--- Begin Material provided ---

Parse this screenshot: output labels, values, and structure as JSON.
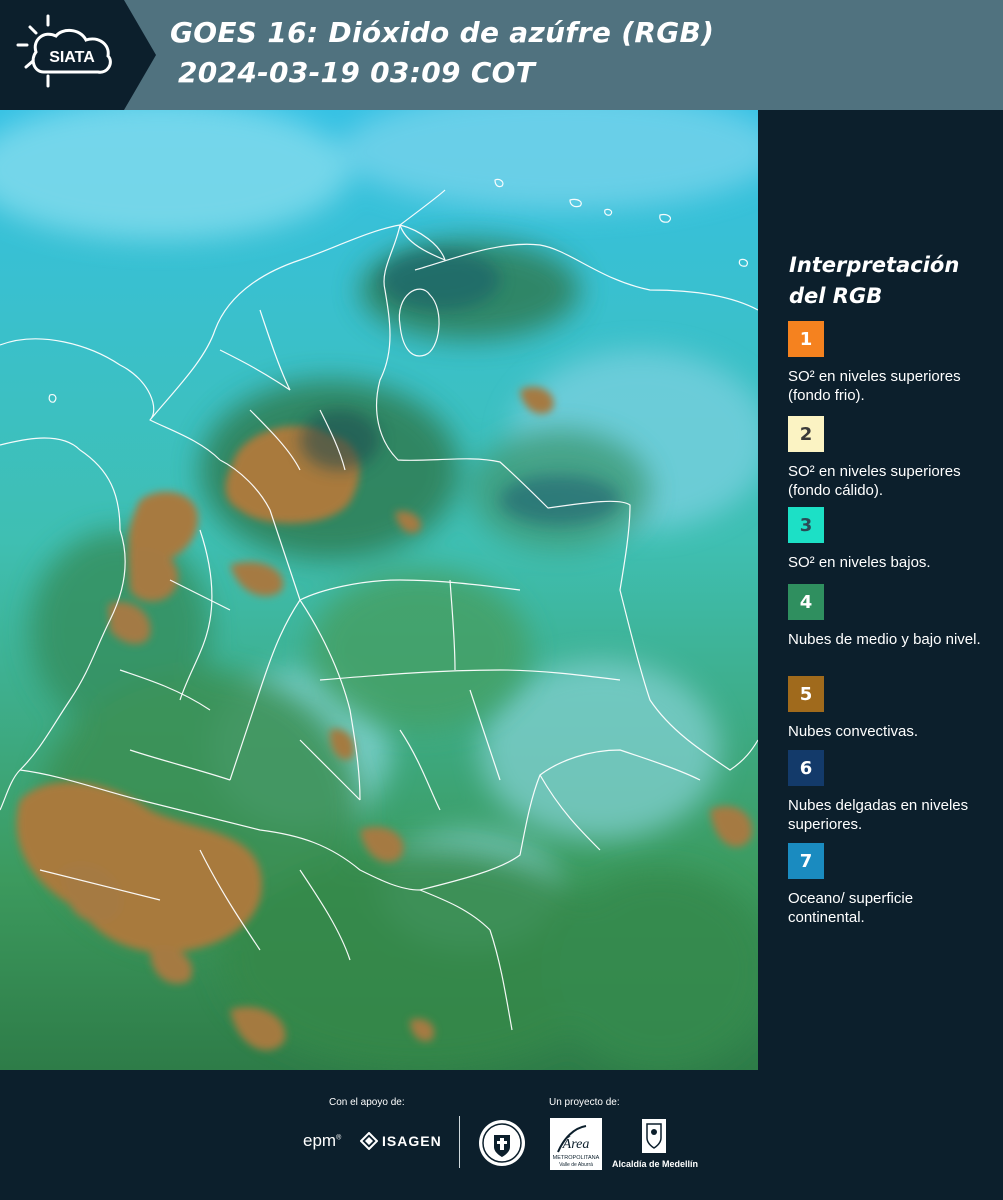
{
  "header": {
    "logo_text": "SIATA",
    "title_line1": "GOES 16: Dióxido de azúfre (RGB)",
    "title_line2": "2024-03-19 03:09 COT",
    "bar_color": "#50727f",
    "logo_bg_color": "#0c1f2c"
  },
  "map": {
    "description_icon": "satellite-map-colombia"
  },
  "legend": {
    "title_line1": "Interpretación",
    "title_line2": "del RGB",
    "items": [
      {
        "number": "1",
        "text": "SO² en niveles superiores (fondo frio).",
        "color": "#f5821f",
        "number_color": "#ffffff"
      },
      {
        "number": "2",
        "text": "SO² en niveles superiores (fondo cálido).",
        "color": "#fbf3c3",
        "number_color": "#3a3a3a"
      },
      {
        "number": "3",
        "text": "SO² en niveles bajos.",
        "color": "#1ce0c6",
        "number_color": "#2b4a55"
      },
      {
        "number": "4",
        "text": "Nubes de medio y bajo nivel.",
        "color": "#2f8f5f",
        "number_color": "#ffffff"
      },
      {
        "number": "5",
        "text": "Nubes convectivas.",
        "color": "#a06a1c",
        "number_color": "#ffffff"
      },
      {
        "number": "6",
        "text": "Nubes delgadas en niveles superiores.",
        "color": "#133a6a",
        "number_color": "#ffffff"
      },
      {
        "number": "7",
        "text": "Oceano/ superficie continental.",
        "color": "#1a8bc0",
        "number_color": "#ffffff"
      }
    ]
  },
  "footer": {
    "sponsor_caption": "Con el apoyo de:",
    "project_caption": "Un proyecto de:",
    "epm_label": "epm",
    "isagen_label": "ISAGEN",
    "area_label": "Área",
    "area_sub1": "METROPOLITANA",
    "area_sub2": "Valle de Aburrá",
    "alcaldia_label": "Alcaldía de Medellín"
  }
}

--- End Material provided ---

**Stated exercise**. Repeat each entry exactly as it appears; skip any picture.

**Output for this exercise**.
Parse this screenshot: output labels, values, and structure as JSON.
{
  "header": {
    "logo_text": "SIATA",
    "title_line1": "GOES 16: Dióxido de azúfre (RGB)",
    "title_line2": "2024-03-19 03:09 COT",
    "bar_color": "#50727f",
    "logo_bg_color": "#0c1f2c"
  },
  "map": {
    "description_icon": "satellite-map-colombia"
  },
  "legend": {
    "title_line1": "Interpretación",
    "title_line2": "del RGB",
    "items": [
      {
        "number": "1",
        "text": "SO² en niveles superiores (fondo frio).",
        "color": "#f5821f",
        "number_color": "#ffffff"
      },
      {
        "number": "2",
        "text": "SO² en niveles superiores (fondo cálido).",
        "color": "#fbf3c3",
        "number_color": "#3a3a3a"
      },
      {
        "number": "3",
        "text": "SO² en niveles bajos.",
        "color": "#1ce0c6",
        "number_color": "#2b4a55"
      },
      {
        "number": "4",
        "text": "Nubes de medio y bajo nivel.",
        "color": "#2f8f5f",
        "number_color": "#ffffff"
      },
      {
        "number": "5",
        "text": "Nubes convectivas.",
        "color": "#a06a1c",
        "number_color": "#ffffff"
      },
      {
        "number": "6",
        "text": "Nubes delgadas en niveles superiores.",
        "color": "#133a6a",
        "number_color": "#ffffff"
      },
      {
        "number": "7",
        "text": "Oceano/ superficie continental.",
        "color": "#1a8bc0",
        "number_color": "#ffffff"
      }
    ]
  },
  "footer": {
    "sponsor_caption": "Con el apoyo de:",
    "project_caption": "Un proyecto de:",
    "epm_label": "epm",
    "isagen_label": "ISAGEN",
    "area_label": "Área",
    "area_sub1": "METROPOLITANA",
    "area_sub2": "Valle de Aburrá",
    "alcaldia_label": "Alcaldía de Medellín"
  }
}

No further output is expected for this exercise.